== WORK REQUIRED ==
Could you render the material, from its first line through the line containing "- bar-segment-depression-total-normal: [317, 181, 371, 374]", both included, as a JSON list of strings with one string per line and blank lines left out?

== Region and label listings ==
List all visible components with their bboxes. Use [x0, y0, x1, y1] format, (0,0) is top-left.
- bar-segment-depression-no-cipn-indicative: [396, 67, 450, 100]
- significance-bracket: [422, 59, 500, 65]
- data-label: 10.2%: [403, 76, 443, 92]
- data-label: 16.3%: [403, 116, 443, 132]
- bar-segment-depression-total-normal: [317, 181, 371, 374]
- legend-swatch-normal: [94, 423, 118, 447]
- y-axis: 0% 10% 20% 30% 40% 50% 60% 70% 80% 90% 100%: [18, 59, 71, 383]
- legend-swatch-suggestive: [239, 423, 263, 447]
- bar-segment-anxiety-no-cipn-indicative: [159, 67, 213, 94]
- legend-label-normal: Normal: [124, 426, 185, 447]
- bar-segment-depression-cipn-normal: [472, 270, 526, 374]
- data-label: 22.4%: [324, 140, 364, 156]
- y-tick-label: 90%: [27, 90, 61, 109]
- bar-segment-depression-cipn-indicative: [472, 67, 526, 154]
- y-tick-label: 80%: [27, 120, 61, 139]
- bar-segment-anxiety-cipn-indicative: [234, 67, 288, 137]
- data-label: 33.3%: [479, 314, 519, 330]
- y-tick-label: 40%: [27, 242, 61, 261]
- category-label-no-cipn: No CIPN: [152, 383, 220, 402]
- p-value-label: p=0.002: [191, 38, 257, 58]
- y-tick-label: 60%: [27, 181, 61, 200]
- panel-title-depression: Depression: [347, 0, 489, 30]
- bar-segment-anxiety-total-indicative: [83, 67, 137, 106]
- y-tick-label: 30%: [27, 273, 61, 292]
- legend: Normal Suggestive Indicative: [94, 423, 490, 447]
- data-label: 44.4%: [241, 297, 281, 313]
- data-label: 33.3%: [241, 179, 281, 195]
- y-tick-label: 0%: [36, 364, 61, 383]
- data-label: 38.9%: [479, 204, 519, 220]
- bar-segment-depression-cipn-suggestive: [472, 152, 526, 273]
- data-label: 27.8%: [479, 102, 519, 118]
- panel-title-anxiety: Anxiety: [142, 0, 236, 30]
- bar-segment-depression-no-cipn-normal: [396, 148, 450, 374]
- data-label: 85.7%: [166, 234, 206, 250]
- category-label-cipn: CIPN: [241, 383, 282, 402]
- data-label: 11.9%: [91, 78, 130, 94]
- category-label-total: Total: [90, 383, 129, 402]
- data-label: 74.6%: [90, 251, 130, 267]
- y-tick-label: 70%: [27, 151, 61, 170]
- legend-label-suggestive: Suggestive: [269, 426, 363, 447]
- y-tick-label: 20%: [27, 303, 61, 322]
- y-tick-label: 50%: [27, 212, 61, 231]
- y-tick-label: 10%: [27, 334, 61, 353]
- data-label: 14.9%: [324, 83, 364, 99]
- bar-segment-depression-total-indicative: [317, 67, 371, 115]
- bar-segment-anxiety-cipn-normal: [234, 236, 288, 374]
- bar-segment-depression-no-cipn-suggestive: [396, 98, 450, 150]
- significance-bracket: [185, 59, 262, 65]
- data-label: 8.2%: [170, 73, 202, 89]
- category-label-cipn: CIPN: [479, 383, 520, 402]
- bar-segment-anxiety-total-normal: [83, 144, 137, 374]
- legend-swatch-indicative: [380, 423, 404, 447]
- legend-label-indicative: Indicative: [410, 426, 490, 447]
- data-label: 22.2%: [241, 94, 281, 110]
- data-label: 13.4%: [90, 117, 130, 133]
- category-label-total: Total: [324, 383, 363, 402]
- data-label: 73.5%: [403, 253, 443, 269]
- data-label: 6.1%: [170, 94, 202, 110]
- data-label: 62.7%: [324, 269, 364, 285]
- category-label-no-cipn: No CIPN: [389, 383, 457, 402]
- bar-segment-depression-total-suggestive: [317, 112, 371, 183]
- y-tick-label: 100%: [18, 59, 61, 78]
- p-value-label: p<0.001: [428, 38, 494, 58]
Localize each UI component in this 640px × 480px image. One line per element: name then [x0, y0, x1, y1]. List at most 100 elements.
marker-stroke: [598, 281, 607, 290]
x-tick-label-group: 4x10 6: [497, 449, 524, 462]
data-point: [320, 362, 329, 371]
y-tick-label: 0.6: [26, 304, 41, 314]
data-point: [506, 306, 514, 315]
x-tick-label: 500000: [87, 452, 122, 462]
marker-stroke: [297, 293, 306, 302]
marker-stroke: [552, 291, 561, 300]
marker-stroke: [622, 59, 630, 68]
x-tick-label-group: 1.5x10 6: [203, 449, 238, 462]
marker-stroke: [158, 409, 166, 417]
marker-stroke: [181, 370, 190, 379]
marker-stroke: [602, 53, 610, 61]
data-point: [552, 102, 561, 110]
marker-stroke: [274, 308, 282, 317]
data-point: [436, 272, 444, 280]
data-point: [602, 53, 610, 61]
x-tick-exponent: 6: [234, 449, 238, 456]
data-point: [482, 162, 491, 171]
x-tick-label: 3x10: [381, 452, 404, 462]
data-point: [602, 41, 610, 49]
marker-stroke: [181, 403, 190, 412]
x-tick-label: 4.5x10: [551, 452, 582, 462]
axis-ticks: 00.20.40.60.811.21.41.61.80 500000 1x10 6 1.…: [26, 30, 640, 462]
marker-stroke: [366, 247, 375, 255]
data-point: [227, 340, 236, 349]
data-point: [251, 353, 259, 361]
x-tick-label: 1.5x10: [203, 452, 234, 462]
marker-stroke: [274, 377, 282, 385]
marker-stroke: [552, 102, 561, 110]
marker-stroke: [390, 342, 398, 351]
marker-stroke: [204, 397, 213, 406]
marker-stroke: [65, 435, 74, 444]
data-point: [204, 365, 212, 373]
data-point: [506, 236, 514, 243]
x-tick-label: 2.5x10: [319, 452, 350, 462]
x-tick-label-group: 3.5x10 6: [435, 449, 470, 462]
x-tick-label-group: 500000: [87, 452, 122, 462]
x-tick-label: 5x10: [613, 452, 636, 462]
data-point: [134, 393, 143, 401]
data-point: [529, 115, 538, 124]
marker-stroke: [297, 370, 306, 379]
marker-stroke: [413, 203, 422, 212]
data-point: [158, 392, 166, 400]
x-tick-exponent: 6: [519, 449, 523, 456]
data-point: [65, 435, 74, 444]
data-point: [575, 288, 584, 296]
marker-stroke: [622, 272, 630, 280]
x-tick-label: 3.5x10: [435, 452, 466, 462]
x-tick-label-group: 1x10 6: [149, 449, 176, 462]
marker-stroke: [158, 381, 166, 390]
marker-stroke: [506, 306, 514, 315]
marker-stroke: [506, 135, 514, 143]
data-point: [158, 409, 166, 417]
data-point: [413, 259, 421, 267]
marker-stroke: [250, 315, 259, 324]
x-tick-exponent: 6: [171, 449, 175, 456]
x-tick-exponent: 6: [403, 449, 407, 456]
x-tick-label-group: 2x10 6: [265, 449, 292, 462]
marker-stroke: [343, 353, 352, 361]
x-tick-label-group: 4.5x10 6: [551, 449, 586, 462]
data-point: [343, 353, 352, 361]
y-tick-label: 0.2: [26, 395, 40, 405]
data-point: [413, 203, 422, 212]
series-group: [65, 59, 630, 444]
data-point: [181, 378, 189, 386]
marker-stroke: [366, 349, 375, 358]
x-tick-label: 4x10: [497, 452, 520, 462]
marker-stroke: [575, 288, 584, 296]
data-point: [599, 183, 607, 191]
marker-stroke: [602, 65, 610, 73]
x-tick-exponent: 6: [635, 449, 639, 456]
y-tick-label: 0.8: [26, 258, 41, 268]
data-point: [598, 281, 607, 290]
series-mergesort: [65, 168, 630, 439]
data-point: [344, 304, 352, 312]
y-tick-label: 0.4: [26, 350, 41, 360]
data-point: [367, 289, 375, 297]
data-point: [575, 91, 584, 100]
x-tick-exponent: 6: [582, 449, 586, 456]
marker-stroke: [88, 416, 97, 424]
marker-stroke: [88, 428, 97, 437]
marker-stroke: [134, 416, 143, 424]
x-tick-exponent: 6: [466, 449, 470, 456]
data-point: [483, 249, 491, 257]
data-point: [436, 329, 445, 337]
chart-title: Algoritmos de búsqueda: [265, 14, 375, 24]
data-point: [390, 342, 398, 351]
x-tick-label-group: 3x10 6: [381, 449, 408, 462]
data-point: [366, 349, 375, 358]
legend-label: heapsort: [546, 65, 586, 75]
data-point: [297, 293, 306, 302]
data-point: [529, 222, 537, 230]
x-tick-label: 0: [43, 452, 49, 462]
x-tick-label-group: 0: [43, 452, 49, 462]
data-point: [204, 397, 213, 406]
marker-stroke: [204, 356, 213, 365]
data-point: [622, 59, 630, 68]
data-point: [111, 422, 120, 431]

== RESPONSE TO THE TASK ==
[
  "List all visible components with their bboxes. Use [x0, y0, x1, y1] format, (0,0) is top-left.",
  "- bar-segment-depression-no-cipn-indicative: [396, 67, 450, 100]",
  "- significance-bracket: [422, 59, 500, 65]",
  "- data-label: 10.2%: [403, 76, 443, 92]",
  "- data-label: 16.3%: [403, 116, 443, 132]",
  "- bar-segment-depression-total-normal: [317, 181, 371, 374]"
]